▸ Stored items
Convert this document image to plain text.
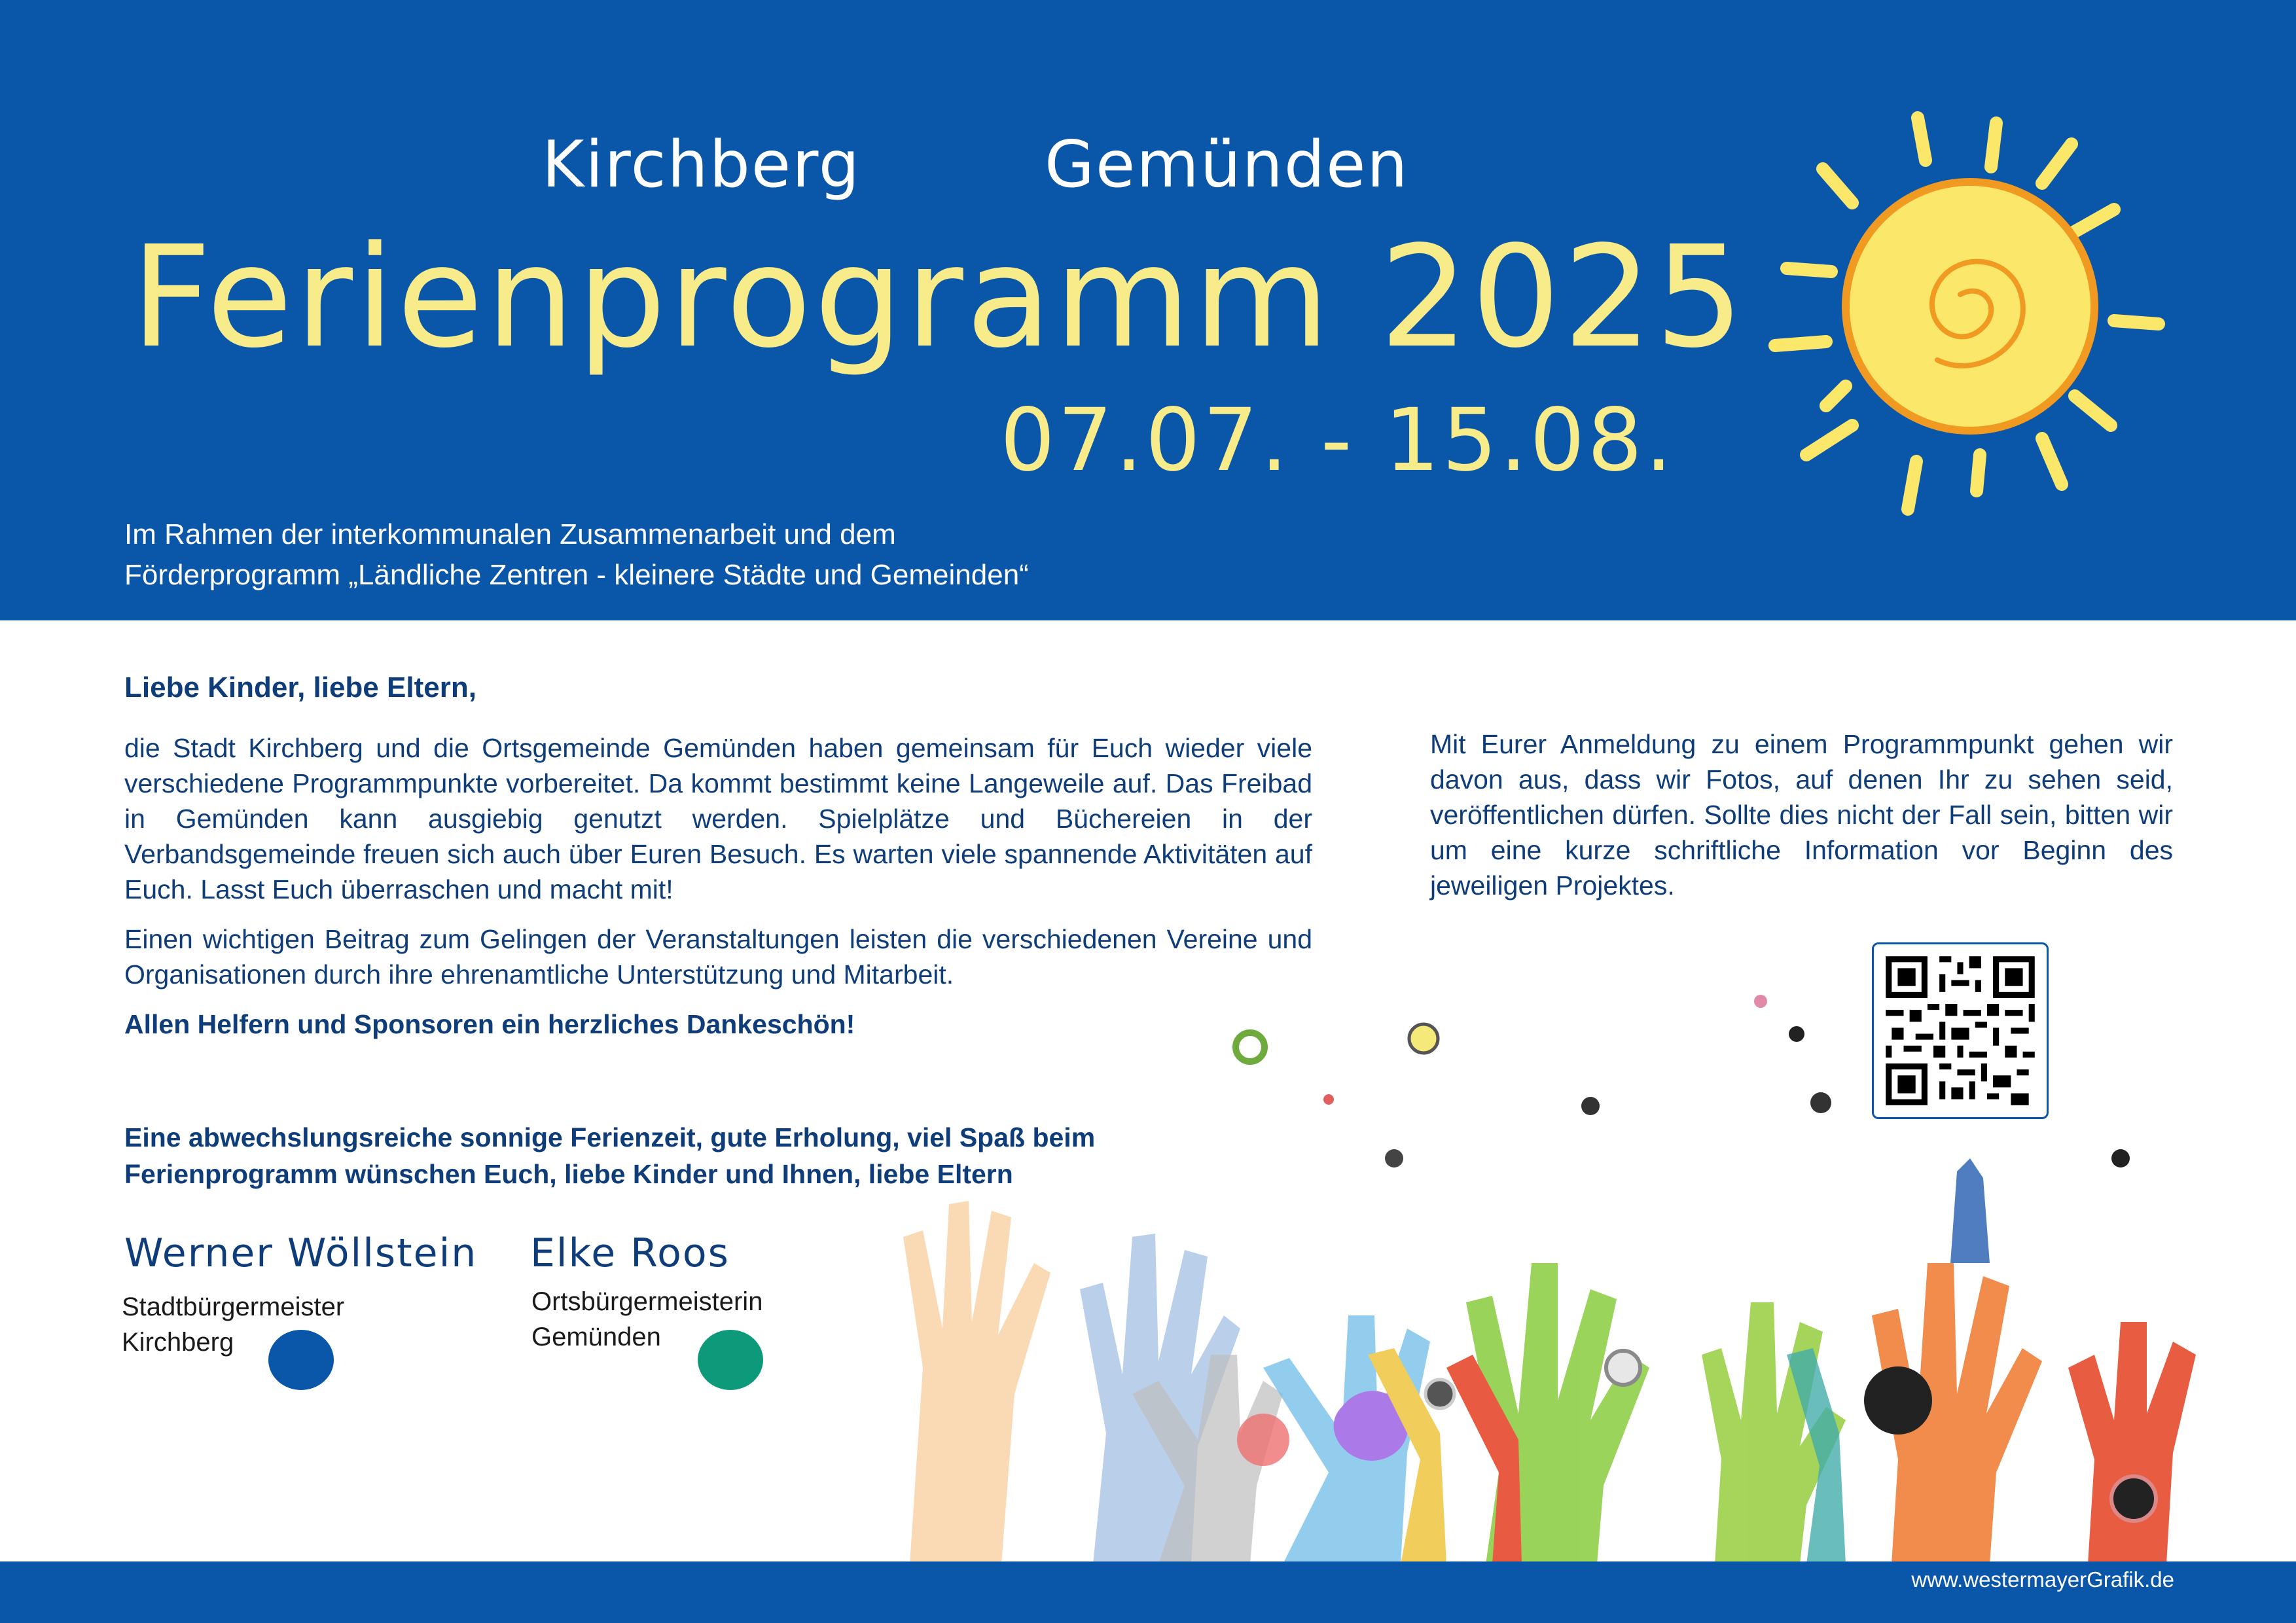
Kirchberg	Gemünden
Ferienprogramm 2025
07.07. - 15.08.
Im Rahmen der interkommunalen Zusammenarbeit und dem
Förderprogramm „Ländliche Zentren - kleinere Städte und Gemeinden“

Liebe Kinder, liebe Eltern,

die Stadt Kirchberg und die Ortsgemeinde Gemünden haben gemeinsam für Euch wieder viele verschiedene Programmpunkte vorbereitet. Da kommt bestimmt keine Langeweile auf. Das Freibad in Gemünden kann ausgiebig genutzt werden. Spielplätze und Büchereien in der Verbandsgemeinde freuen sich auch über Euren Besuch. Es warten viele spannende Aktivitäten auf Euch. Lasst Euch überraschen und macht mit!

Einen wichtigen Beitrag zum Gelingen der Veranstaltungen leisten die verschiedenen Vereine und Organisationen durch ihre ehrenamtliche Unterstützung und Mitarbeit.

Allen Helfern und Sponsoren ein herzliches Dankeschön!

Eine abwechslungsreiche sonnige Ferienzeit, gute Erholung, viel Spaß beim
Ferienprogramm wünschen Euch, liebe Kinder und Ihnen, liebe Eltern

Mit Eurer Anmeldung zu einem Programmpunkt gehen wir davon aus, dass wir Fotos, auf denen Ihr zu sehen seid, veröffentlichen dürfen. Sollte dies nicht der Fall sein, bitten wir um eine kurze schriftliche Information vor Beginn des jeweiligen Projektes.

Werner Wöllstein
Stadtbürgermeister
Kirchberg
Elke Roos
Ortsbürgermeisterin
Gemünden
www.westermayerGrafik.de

▸ Goal
Every line in the data that holds "Eltern" should be copied out.

▸ Written answer
Liebe Kinder, liebe Eltern,
Ferienprogramm wünschen Euch, liebe Kinder und Ihnen, liebe Eltern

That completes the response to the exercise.